Each of the entries should be retyped precisely as it appears.

___ TASK DATA ___

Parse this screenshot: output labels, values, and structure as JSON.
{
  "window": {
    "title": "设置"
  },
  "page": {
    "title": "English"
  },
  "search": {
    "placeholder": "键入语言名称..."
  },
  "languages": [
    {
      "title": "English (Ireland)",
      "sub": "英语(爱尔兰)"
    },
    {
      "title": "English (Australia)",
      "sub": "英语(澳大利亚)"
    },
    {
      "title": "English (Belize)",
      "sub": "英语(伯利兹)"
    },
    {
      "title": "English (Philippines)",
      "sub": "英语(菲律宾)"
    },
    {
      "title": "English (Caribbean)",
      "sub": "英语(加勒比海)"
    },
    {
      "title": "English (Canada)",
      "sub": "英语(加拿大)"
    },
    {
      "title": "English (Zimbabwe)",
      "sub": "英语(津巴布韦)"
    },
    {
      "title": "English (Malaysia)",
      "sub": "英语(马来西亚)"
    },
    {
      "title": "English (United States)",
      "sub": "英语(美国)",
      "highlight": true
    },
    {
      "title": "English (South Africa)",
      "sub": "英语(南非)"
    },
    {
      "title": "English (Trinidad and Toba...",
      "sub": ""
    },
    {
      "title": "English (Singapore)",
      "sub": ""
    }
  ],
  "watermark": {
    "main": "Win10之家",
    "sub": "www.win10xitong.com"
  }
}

___

SOLUTION TO THE EXERCISE:
Parse this screenshot: output labels, values, and structure as JSON.
{
  "window": {
    "title": "设置"
  },
  "page": {
    "title": "English"
  },
  "search": {
    "placeholder": "键入语言名称..."
  },
  "languages": [
    {
      "title": "English (Ireland)",
      "sub": "英语(爱尔兰)"
    },
    {
      "title": "English (Australia)",
      "sub": "英语(澳大利亚)"
    },
    {
      "title": "English (Belize)",
      "sub": "英语(伯利兹)"
    },
    {
      "title": "English (Philippines)",
      "sub": "英语(菲律宾)"
    },
    {
      "title": "English (Caribbean)",
      "sub": "英语(加勒比海)"
    },
    {
      "title": "English (Canada)",
      "sub": "英语(加拿大)"
    },
    {
      "title": "English (Zimbabwe)",
      "sub": "英语(津巴布韦)"
    },
    {
      "title": "English (Malaysia)",
      "sub": "英语(马来西亚)"
    },
    {
      "title": "English (United States)",
      "sub": "英语(美国)",
      "highlight": true
    },
    {
      "title": "English (South Africa)",
      "sub": "英语(南非)"
    },
    {
      "title": "English (Trinidad and Toba...",
      "sub": ""
    },
    {
      "title": "English (Singapore)",
      "sub": ""
    }
  ],
  "watermark": {
    "main": "Win10之家",
    "sub": "www.win10xitong.com"
  }
}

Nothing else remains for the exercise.